Directions for this task:
Your copy should match the listing below word for word, with no images in it.

Records for this exercise:
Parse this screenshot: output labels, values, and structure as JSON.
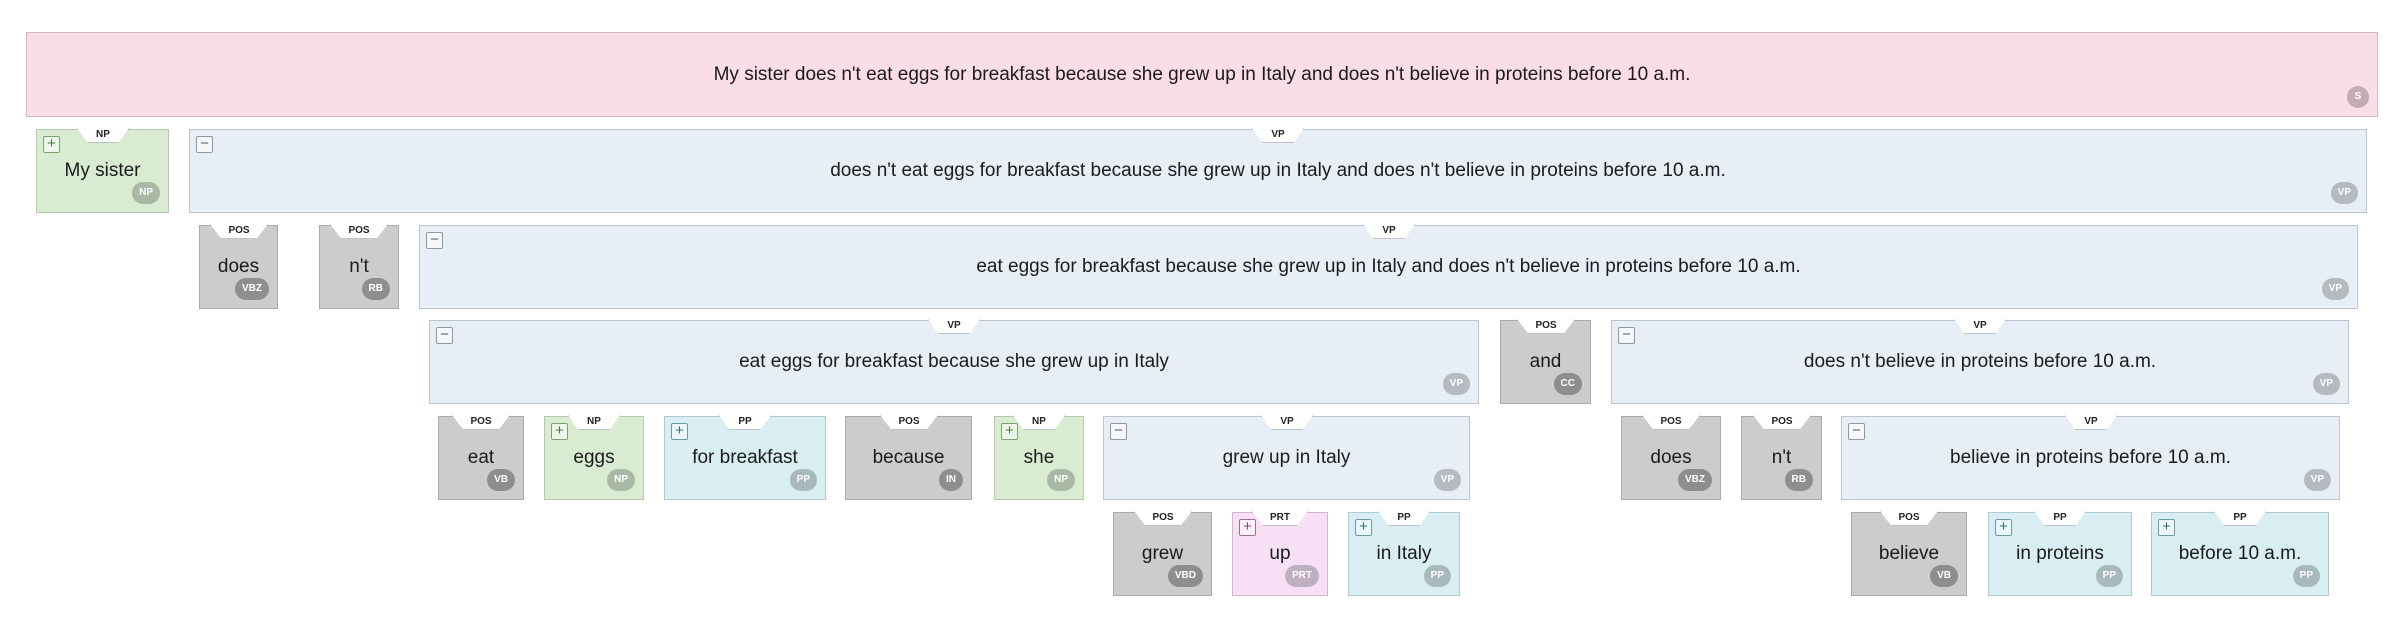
{
  "nodes": [
    {
      "id": "n0",
      "text": "My sister does n't eat eggs for breakfast because she grew up in Italy and does n't believe in proteins before 10 a.m.",
      "tag": "S",
      "type": "S",
      "toggle": ""
    },
    {
      "id": "n1",
      "text": "My sister",
      "tag": "NP",
      "type": "NP",
      "toggle": "+",
      "edge": "NP"
    },
    {
      "id": "n2",
      "text": "does n't eat eggs for breakfast because she grew up in Italy and does n't believe in proteins before 10 a.m.",
      "tag": "VP",
      "type": "VP",
      "toggle": "−",
      "edge": "VP"
    },
    {
      "id": "n3",
      "text": "does",
      "tag": "VBZ",
      "type": "POS",
      "toggle": "",
      "edge": "POS"
    },
    {
      "id": "n4",
      "text": "n't",
      "tag": "RB",
      "type": "POS",
      "toggle": "",
      "edge": "POS"
    },
    {
      "id": "n5",
      "text": "eat eggs for breakfast because she grew up in Italy and does n't believe in proteins before 10 a.m.",
      "tag": "VP",
      "type": "VP",
      "toggle": "−",
      "edge": "VP"
    },
    {
      "id": "n6",
      "text": "eat eggs for breakfast because she grew up in Italy",
      "tag": "VP",
      "type": "VP",
      "toggle": "−",
      "edge": "VP"
    },
    {
      "id": "n7",
      "text": "and",
      "tag": "CC",
      "type": "POS",
      "toggle": "",
      "edge": "POS"
    },
    {
      "id": "n8",
      "text": "does n't believe in proteins before 10 a.m.",
      "tag": "VP",
      "type": "VP",
      "toggle": "−",
      "edge": "VP"
    },
    {
      "id": "n9",
      "text": "eat",
      "tag": "VB",
      "type": "POS",
      "toggle": "",
      "edge": "POS"
    },
    {
      "id": "n10",
      "text": "eggs",
      "tag": "NP",
      "type": "NP",
      "toggle": "+",
      "edge": "NP"
    },
    {
      "id": "n11",
      "text": "for breakfast",
      "tag": "PP",
      "type": "PP",
      "toggle": "+",
      "edge": "PP"
    },
    {
      "id": "n12",
      "text": "because",
      "tag": "IN",
      "type": "POS",
      "toggle": "",
      "edge": "POS"
    },
    {
      "id": "n13",
      "text": "she",
      "tag": "NP",
      "type": "NP",
      "toggle": "+",
      "edge": "NP"
    },
    {
      "id": "n14",
      "text": "grew up in Italy",
      "tag": "VP",
      "type": "VP",
      "toggle": "−",
      "edge": "VP"
    },
    {
      "id": "n15",
      "text": "does",
      "tag": "VBZ",
      "type": "POS",
      "toggle": "",
      "edge": "POS"
    },
    {
      "id": "n16",
      "text": "n't",
      "tag": "RB",
      "type": "POS",
      "toggle": "",
      "edge": "POS"
    },
    {
      "id": "n17",
      "text": "believe in proteins before 10 a.m.",
      "tag": "VP",
      "type": "VP",
      "toggle": "−",
      "edge": "VP"
    },
    {
      "id": "n18",
      "text": "grew",
      "tag": "VBD",
      "type": "POS",
      "toggle": "",
      "edge": "POS"
    },
    {
      "id": "n19",
      "text": "up",
      "tag": "PRT",
      "type": "PRT",
      "toggle": "+",
      "edge": "PRT"
    },
    {
      "id": "n20",
      "text": "in Italy",
      "tag": "PP",
      "type": "PP",
      "toggle": "+",
      "edge": "PP"
    },
    {
      "id": "n21",
      "text": "believe",
      "tag": "VB",
      "type": "POS",
      "toggle": "",
      "edge": "POS"
    },
    {
      "id": "n22",
      "text": "in proteins",
      "tag": "PP",
      "type": "PP",
      "toggle": "+",
      "edge": "PP"
    },
    {
      "id": "n23",
      "text": "before 10 a.m.",
      "tag": "PP",
      "type": "PP",
      "toggle": "+",
      "edge": "PP"
    }
  ]
}
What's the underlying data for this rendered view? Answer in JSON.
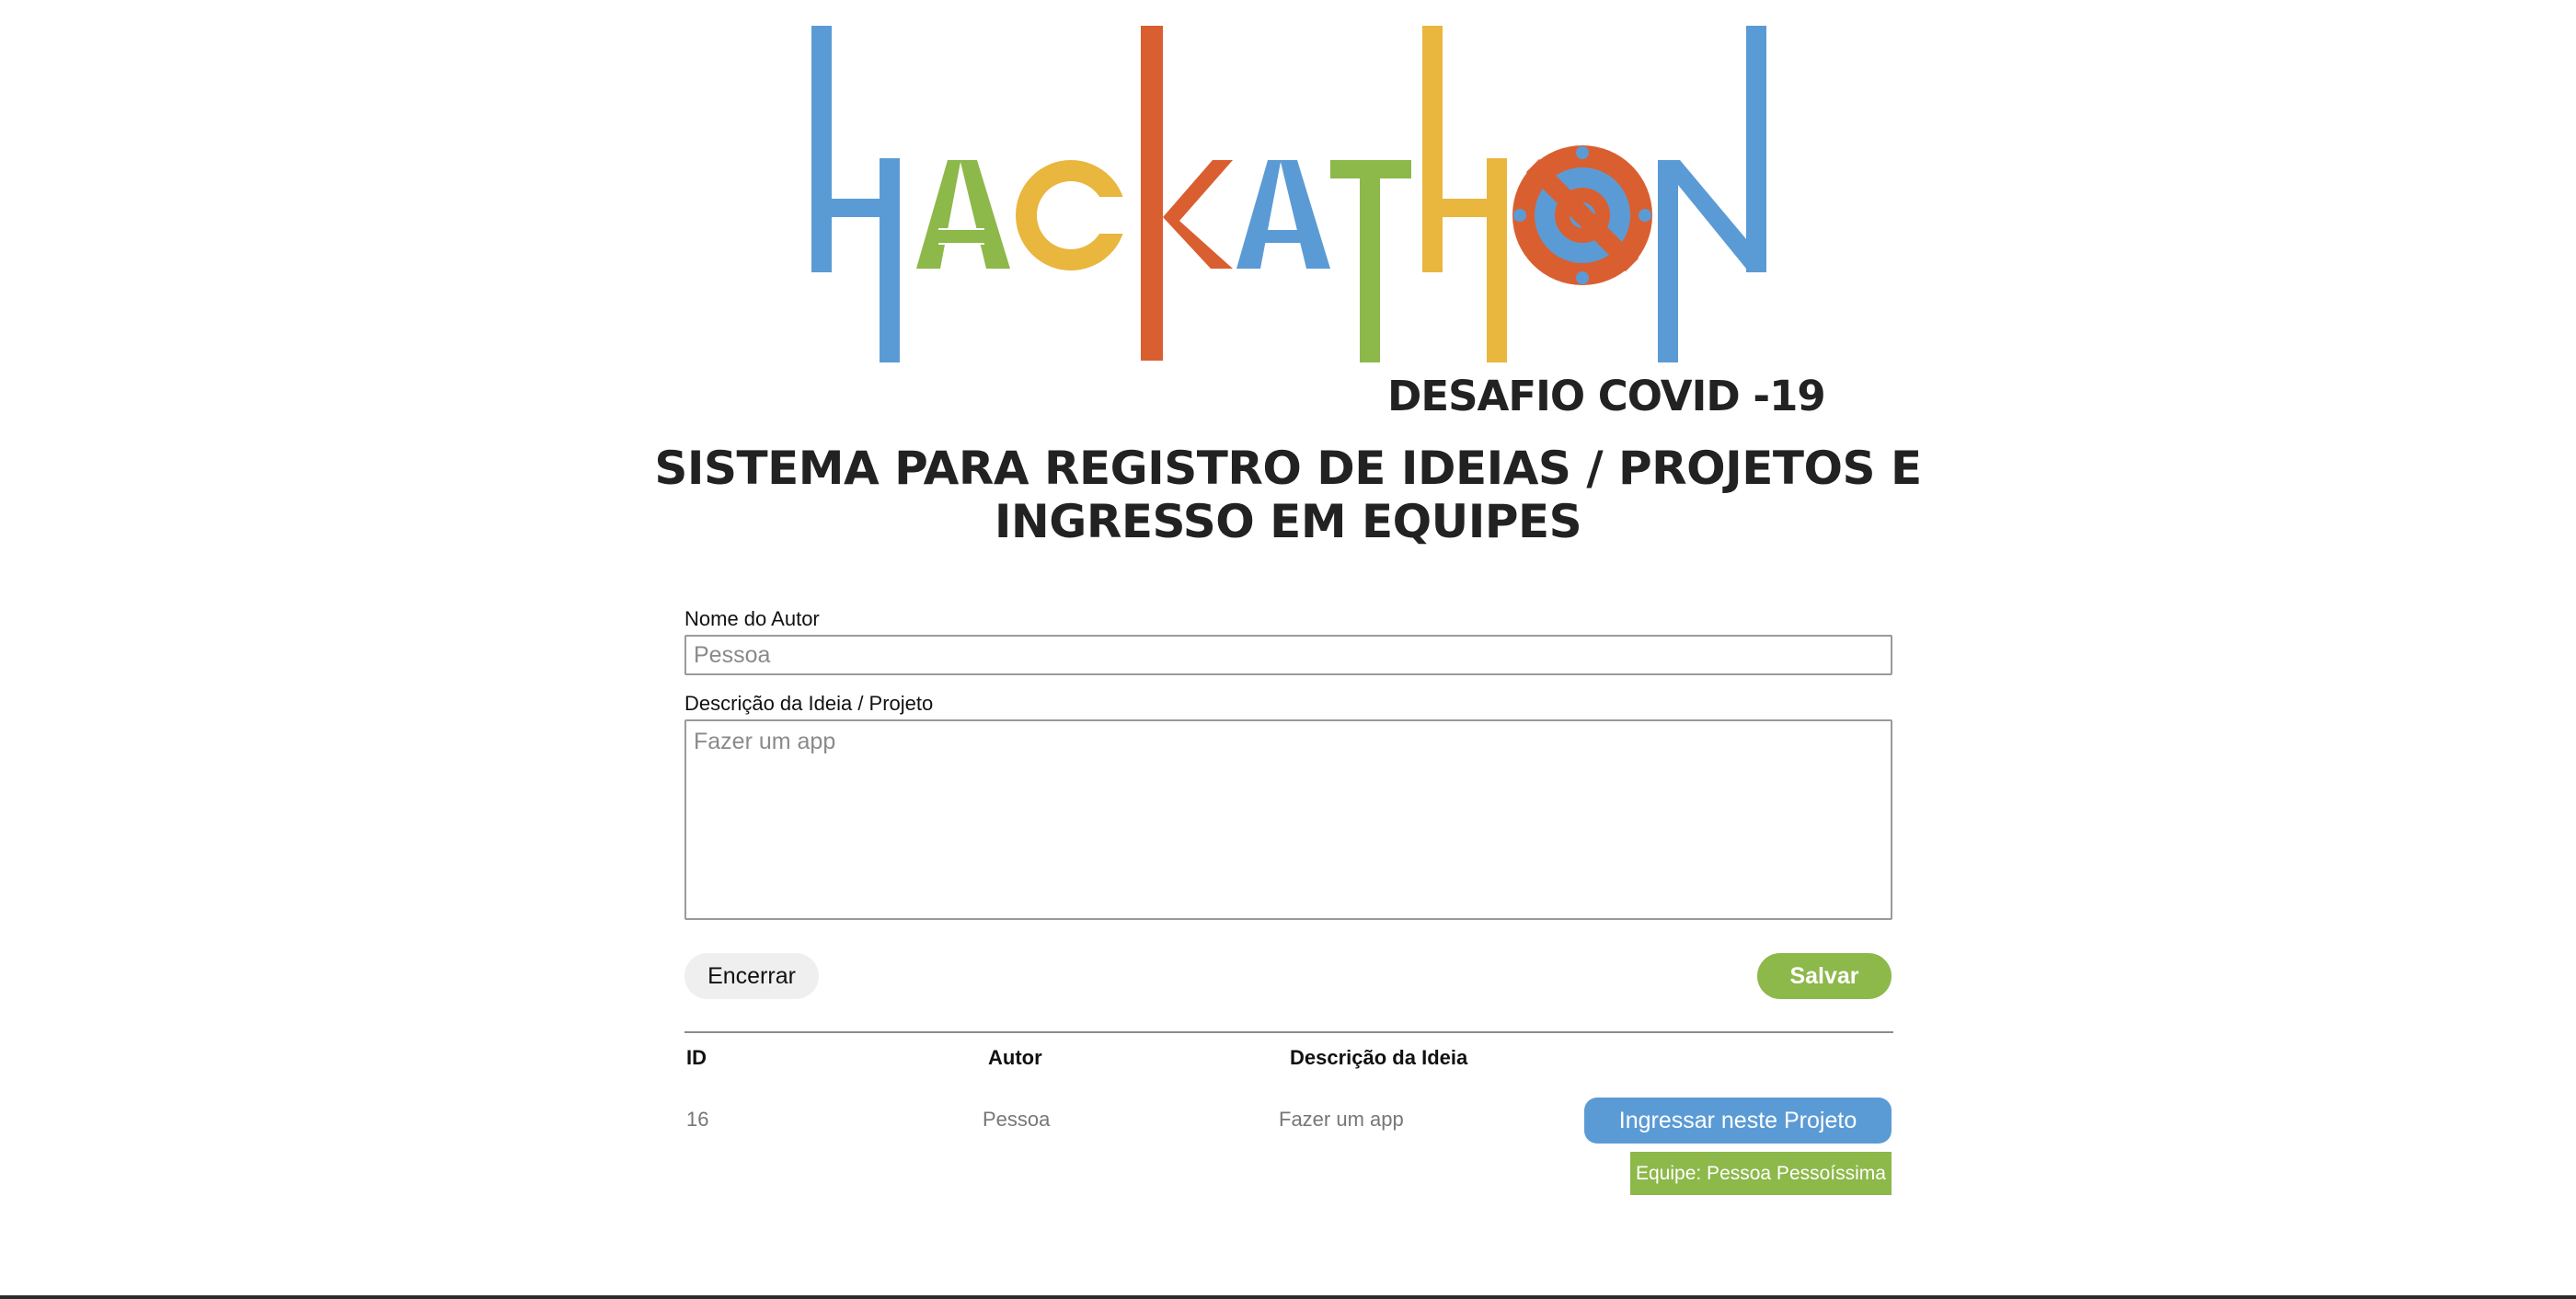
{
  "logo": {
    "wordmark": "HACKATHON",
    "subtitle": "DESAFIO COVID -19",
    "icon": "no-virus-icon",
    "colors": {
      "blue": "#5b9bd5",
      "green": "#8db84a",
      "orange": "#d95f30",
      "yellow": "#e9b63e"
    }
  },
  "page": {
    "title": "SISTEMA PARA REGISTRO DE IDEIAS / PROJETOS E INGRESSO EM EQUIPES"
  },
  "form": {
    "author_label": "Nome do Autor",
    "author_placeholder": "Pessoa",
    "description_label": "Descrição da Ideia / Projeto",
    "description_placeholder": "Fazer um app",
    "end_button": "Encerrar",
    "save_button": "Salvar"
  },
  "table": {
    "headers": [
      "ID",
      "Autor",
      "Descrição da Ideia"
    ],
    "rows": [
      {
        "id": "16",
        "author": "Pessoa",
        "description": "Fazer um app",
        "join_button": "Ingressar neste Projeto",
        "team": "Equipe: Pessoa Pessoíssima"
      }
    ]
  },
  "theme": {
    "accent_green": "#8db84a",
    "accent_blue": "#5b9bd5",
    "text_dark": "#222222",
    "text_muted": "#777777"
  }
}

Solution to the problem:
Parse this screenshot: output labels, values, and structure as JSON.
{
  "nodes": [
    {
      "id": "n0",
      "text": "My sister does n't eat eggs for breakfast because she grew up in Italy and does n't believe in proteins before 10 a.m.",
      "tag": "S",
      "type": "S",
      "toggle": ""
    },
    {
      "id": "n1",
      "text": "My sister",
      "tag": "NP",
      "type": "NP",
      "toggle": "+",
      "edge": "NP"
    },
    {
      "id": "n2",
      "text": "does n't eat eggs for breakfast because she grew up in Italy and does n't believe in proteins before 10 a.m.",
      "tag": "VP",
      "type": "VP",
      "toggle": "−",
      "edge": "VP"
    },
    {
      "id": "n3",
      "text": "does",
      "tag": "VBZ",
      "type": "POS",
      "toggle": "",
      "edge": "POS"
    },
    {
      "id": "n4",
      "text": "n't",
      "tag": "RB",
      "type": "POS",
      "toggle": "",
      "edge": "POS"
    },
    {
      "id": "n5",
      "text": "eat eggs for breakfast because she grew up in Italy and does n't believe in proteins before 10 a.m.",
      "tag": "VP",
      "type": "VP",
      "toggle": "−",
      "edge": "VP"
    },
    {
      "id": "n6",
      "text": "eat eggs for breakfast because she grew up in Italy",
      "tag": "VP",
      "type": "VP",
      "toggle": "−",
      "edge": "VP"
    },
    {
      "id": "n7",
      "text": "and",
      "tag": "CC",
      "type": "POS",
      "toggle": "",
      "edge": "POS"
    },
    {
      "id": "n8",
      "text": "does n't believe in proteins before 10 a.m.",
      "tag": "VP",
      "type": "VP",
      "toggle": "−",
      "edge": "VP"
    },
    {
      "id": "n9",
      "text": "eat",
      "tag": "VB",
      "type": "POS",
      "toggle": "",
      "edge": "POS"
    },
    {
      "id": "n10",
      "text": "eggs",
      "tag": "NP",
      "type": "NP",
      "toggle": "+",
      "edge": "NP"
    },
    {
      "id": "n11",
      "text": "for breakfast",
      "tag": "PP",
      "type": "PP",
      "toggle": "+",
      "edge": "PP"
    },
    {
      "id": "n12",
      "text": "because",
      "tag": "IN",
      "type": "POS",
      "toggle": "",
      "edge": "POS"
    },
    {
      "id": "n13",
      "text": "she",
      "tag": "NP",
      "type": "NP",
      "toggle": "+",
      "edge": "NP"
    },
    {
      "id": "n14",
      "text": "grew up in Italy",
      "tag": "VP",
      "type": "VP",
      "toggle": "−",
      "edge": "VP"
    },
    {
      "id": "n15",
      "text": "does",
      "tag": "VBZ",
      "type": "POS",
      "toggle": "",
      "edge": "POS"
    },
    {
      "id": "n16",
      "text": "n't",
      "tag": "RB",
      "type": "POS",
      "toggle": "",
      "edge": "POS"
    },
    {
      "id": "n17",
      "text": "believe in proteins before 10 a.m.",
      "tag": "VP",
      "type": "VP",
      "toggle": "−",
      "edge": "VP"
    },
    {
      "id": "n18",
      "text": "grew",
      "tag": "VBD",
      "type": "POS",
      "toggle": "",
      "edge": "POS"
    },
    {
      "id": "n19",
      "text": "up",
      "tag": "PRT",
      "type": "PRT",
      "toggle": "+",
      "edge": "PRT"
    },
    {
      "id": "n20",
      "text": "in Italy",
      "tag": "PP",
      "type": "PP",
      "toggle": "+",
      "edge": "PP"
    },
    {
      "id": "n21",
      "text": "believe",
      "tag": "VB",
      "type": "POS",
      "toggle": "",
      "edge": "POS"
    },
    {
      "id": "n22",
      "text": "in proteins",
      "tag": "PP",
      "type": "PP",
      "toggle": "+",
      "edge": "PP"
    },
    {
      "id": "n23",
      "text": "before 10 a.m.",
      "tag": "PP",
      "type": "PP",
      "toggle": "+",
      "edge": "PP"
    }
  ]
}
What's the underlying data for this rendered view? Answer in JSON.
{
  "logo": {
    "wordmark": "HACKATHON",
    "subtitle": "DESAFIO COVID -19",
    "icon": "no-virus-icon",
    "colors": {
      "blue": "#5b9bd5",
      "green": "#8db84a",
      "orange": "#d95f30",
      "yellow": "#e9b63e"
    }
  },
  "page": {
    "title": "SISTEMA PARA REGISTRO DE IDEIAS / PROJETOS E INGRESSO EM EQUIPES"
  },
  "form": {
    "author_label": "Nome do Autor",
    "author_placeholder": "Pessoa",
    "description_label": "Descrição da Ideia / Projeto",
    "description_placeholder": "Fazer um app",
    "end_button": "Encerrar",
    "save_button": "Salvar"
  },
  "table": {
    "headers": [
      "ID",
      "Autor",
      "Descrição da Ideia"
    ],
    "rows": [
      {
        "id": "16",
        "author": "Pessoa",
        "description": "Fazer um app",
        "join_button": "Ingressar neste Projeto",
        "team": "Equipe: Pessoa Pessoíssima"
      }
    ]
  },
  "theme": {
    "accent_green": "#8db84a",
    "accent_blue": "#5b9bd5",
    "text_dark": "#222222",
    "text_muted": "#777777"
  }
}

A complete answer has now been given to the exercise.